To do: Show all lines from the listing below that contain "Südwest".

Dataset records
——————

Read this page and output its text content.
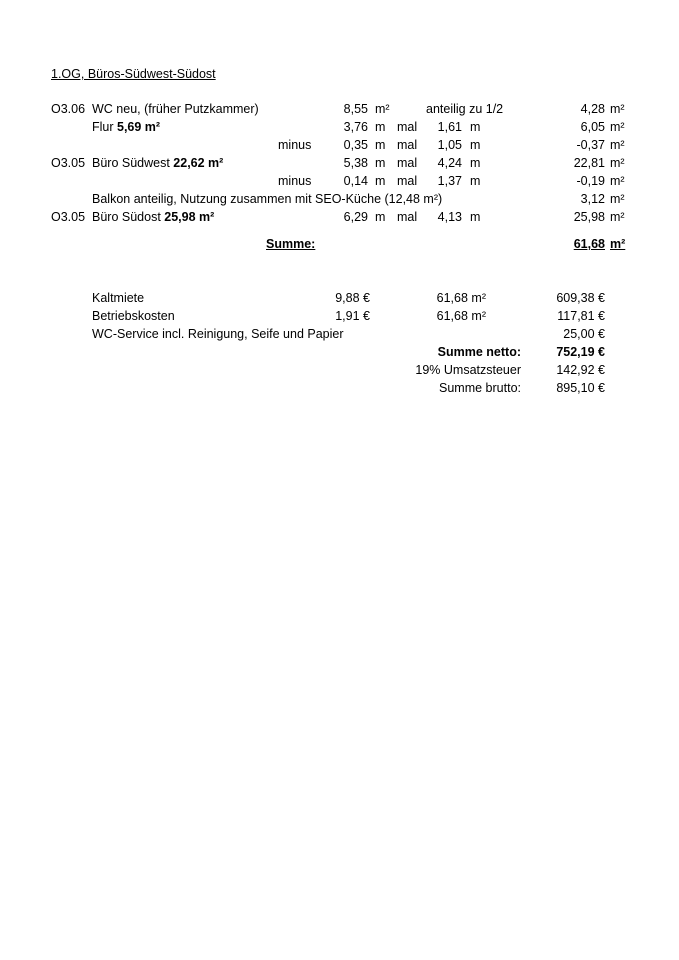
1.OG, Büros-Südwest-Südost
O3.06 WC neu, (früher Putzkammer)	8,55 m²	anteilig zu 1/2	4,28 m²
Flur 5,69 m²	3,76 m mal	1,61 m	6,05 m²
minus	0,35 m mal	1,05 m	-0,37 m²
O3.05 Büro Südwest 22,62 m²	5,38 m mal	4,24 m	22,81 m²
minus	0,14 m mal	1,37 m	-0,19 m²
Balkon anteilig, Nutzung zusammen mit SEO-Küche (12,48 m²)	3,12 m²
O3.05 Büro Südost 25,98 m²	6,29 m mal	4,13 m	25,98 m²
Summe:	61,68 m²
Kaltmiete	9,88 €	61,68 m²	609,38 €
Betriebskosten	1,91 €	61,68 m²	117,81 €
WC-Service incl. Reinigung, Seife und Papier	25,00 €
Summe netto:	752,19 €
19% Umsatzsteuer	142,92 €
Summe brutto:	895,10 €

——————

Written solution:
1.OG, Büros-Südwest-Südost
O3.05 Büro Südwest 22,62 m²	5,38 m mal	4,24 m	22,81 m²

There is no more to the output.